* GOAL
Copy out all lines in the data below containing the string "regional".
── INFORMATION GIVEN
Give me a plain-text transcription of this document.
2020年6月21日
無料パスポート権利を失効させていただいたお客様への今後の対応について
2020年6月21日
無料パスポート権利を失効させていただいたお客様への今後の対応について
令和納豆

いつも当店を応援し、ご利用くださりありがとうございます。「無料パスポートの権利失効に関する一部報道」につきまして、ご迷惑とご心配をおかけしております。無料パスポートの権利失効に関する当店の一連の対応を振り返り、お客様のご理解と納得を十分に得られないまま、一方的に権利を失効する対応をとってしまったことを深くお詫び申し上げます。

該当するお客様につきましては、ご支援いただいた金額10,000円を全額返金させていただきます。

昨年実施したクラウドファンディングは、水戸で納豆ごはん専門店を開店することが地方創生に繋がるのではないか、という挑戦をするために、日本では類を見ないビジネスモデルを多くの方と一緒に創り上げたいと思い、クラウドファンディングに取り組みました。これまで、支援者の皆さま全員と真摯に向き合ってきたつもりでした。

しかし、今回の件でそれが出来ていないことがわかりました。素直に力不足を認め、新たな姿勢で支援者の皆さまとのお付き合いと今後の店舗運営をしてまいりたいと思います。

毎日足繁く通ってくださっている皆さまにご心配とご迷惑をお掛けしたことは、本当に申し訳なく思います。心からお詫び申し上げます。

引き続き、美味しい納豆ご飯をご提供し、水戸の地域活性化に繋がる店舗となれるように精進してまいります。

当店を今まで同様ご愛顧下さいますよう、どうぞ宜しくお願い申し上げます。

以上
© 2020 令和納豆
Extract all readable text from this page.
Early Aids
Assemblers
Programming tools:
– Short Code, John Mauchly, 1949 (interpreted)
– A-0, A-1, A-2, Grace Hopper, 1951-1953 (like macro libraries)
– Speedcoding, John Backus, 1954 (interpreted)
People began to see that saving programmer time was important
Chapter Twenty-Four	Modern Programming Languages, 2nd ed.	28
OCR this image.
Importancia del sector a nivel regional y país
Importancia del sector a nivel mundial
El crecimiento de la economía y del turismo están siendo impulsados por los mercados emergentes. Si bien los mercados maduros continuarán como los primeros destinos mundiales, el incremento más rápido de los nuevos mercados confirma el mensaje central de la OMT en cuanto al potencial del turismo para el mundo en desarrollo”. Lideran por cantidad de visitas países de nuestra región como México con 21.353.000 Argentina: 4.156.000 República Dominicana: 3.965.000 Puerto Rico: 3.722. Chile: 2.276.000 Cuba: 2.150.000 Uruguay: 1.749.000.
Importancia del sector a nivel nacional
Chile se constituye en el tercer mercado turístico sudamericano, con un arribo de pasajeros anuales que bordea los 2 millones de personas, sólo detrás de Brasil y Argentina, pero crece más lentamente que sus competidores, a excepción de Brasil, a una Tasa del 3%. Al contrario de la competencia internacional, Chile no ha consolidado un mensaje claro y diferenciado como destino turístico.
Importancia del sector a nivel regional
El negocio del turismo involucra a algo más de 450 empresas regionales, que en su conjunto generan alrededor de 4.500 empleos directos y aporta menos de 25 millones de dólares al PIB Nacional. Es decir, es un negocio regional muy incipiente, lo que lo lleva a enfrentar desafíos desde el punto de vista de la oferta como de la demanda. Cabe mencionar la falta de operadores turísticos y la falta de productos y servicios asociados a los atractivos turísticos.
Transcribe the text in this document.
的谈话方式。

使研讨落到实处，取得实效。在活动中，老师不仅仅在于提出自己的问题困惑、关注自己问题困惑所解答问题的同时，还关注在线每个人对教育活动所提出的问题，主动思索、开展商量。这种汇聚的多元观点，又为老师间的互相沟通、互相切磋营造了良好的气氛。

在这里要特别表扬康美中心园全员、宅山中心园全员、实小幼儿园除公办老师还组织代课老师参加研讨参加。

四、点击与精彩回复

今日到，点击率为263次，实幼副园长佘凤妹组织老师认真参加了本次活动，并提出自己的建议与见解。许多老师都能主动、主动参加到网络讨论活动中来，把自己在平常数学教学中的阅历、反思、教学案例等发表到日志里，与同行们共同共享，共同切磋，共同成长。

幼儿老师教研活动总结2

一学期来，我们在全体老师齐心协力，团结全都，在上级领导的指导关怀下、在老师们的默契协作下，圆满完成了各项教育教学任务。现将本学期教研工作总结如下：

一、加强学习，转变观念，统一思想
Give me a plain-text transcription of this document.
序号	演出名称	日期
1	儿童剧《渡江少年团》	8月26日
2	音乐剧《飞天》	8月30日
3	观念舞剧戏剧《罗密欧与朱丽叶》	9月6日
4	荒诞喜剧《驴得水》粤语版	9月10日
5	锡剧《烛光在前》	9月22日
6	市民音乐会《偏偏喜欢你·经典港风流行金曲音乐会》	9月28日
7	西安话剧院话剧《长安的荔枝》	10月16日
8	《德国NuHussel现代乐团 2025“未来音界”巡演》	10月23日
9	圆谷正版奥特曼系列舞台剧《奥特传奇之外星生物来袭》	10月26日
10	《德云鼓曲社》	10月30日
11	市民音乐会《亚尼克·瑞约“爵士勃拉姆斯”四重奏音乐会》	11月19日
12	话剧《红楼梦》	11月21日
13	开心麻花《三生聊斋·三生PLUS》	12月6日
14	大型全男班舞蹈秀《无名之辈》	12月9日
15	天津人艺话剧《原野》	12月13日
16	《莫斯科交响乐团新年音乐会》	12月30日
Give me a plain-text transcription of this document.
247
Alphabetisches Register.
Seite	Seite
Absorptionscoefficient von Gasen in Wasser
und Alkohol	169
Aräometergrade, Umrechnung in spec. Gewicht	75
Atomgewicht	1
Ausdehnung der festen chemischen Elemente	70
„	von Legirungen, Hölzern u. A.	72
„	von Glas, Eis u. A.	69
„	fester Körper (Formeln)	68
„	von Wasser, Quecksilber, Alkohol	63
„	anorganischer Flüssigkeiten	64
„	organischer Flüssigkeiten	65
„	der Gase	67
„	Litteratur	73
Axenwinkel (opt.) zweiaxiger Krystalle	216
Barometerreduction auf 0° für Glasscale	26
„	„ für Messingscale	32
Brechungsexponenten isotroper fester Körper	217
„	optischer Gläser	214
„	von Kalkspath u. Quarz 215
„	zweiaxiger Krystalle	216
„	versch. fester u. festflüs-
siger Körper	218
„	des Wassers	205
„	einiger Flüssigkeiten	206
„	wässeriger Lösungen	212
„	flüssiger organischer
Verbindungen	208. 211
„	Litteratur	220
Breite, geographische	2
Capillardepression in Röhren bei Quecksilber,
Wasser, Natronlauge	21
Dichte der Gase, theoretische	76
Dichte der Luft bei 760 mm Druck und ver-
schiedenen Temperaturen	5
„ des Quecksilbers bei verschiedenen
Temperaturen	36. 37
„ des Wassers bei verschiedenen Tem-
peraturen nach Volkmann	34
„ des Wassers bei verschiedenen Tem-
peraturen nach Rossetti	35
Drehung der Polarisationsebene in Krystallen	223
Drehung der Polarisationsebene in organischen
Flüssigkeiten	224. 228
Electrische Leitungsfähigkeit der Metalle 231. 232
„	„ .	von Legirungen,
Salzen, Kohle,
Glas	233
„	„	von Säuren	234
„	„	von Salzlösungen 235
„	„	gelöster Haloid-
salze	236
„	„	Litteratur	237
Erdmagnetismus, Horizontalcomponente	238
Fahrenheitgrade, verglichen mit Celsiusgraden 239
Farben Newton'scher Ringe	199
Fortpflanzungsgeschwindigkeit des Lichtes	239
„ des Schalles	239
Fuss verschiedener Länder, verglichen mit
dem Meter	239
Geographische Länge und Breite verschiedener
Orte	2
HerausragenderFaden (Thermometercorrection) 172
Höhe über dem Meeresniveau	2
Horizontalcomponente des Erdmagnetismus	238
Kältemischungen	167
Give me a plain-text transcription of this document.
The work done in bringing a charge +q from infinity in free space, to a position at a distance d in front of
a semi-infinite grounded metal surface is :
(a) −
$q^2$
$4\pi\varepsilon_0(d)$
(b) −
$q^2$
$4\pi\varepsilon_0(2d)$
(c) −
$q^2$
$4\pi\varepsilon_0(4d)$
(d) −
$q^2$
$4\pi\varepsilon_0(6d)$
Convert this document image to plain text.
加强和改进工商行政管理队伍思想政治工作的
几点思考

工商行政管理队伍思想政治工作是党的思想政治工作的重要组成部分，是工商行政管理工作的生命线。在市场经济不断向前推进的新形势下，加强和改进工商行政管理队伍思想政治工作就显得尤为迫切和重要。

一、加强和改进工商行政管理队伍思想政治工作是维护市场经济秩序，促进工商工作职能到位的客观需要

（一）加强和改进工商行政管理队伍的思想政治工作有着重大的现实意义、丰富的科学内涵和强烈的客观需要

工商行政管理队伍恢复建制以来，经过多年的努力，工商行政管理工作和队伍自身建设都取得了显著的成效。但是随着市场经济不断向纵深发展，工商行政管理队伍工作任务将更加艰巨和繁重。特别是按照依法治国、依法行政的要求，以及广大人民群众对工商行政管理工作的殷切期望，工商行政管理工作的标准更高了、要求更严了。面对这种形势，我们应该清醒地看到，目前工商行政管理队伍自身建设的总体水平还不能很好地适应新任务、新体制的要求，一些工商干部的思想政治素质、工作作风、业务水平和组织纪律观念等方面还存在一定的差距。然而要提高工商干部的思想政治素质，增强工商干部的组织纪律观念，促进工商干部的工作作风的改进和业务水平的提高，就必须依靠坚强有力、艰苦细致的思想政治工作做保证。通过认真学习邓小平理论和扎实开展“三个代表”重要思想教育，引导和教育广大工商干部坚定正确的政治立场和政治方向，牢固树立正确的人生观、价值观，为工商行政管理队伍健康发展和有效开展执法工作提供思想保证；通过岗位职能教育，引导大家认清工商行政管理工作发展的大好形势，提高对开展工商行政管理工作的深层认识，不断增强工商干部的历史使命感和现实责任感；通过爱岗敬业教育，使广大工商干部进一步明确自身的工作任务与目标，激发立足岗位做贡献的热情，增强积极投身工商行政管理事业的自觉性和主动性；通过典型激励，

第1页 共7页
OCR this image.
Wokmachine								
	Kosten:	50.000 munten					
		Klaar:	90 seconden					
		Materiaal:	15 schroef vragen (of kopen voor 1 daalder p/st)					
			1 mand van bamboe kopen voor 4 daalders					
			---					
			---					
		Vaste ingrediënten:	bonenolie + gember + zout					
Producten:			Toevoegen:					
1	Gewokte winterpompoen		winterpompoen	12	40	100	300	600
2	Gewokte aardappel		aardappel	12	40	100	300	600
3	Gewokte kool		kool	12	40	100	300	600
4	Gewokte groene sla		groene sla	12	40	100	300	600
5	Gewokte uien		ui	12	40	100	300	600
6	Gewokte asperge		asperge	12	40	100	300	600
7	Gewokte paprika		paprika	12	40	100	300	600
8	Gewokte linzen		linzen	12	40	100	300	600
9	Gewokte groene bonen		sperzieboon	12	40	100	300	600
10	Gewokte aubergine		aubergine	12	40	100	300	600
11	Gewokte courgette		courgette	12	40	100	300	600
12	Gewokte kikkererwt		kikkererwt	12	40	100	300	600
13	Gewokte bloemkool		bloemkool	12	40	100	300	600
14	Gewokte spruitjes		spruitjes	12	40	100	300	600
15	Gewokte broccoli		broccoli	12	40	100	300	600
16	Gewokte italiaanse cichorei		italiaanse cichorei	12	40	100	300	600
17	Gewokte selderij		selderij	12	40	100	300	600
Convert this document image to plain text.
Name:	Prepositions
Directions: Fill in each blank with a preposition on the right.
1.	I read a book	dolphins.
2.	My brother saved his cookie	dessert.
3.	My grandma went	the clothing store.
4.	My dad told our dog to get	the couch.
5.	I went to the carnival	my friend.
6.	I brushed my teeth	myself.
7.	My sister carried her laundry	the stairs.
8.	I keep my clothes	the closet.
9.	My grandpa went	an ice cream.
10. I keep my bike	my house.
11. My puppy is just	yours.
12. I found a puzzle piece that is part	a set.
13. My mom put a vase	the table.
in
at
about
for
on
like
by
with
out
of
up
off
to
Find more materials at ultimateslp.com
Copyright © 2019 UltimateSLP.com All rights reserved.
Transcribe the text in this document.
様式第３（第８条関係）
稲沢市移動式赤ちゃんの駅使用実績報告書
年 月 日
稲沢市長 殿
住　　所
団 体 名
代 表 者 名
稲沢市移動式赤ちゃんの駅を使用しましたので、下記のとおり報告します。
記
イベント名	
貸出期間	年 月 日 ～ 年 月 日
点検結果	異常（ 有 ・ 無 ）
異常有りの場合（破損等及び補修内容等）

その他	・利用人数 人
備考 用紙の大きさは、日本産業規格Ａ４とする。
────
* FINAL RESULT
Importancia del sector a nivel regional y país
Importancia del sector a nivel regional
El negocio del turismo involucra a algo más de 450 empresas regionales, que en su conjunto generan alrededor de 4.500 empleos directos y aporta menos de 25 millones de dólares al PIB Nacional. Es decir, es un negocio regional muy incipiente, lo que lo lleva a enfrentar desafíos desde el punto de vista de la oferta como de la demanda. Cabe mencionar la falta de operadores turísticos y la falta de productos y servicios asociados a los atractivos turísticos.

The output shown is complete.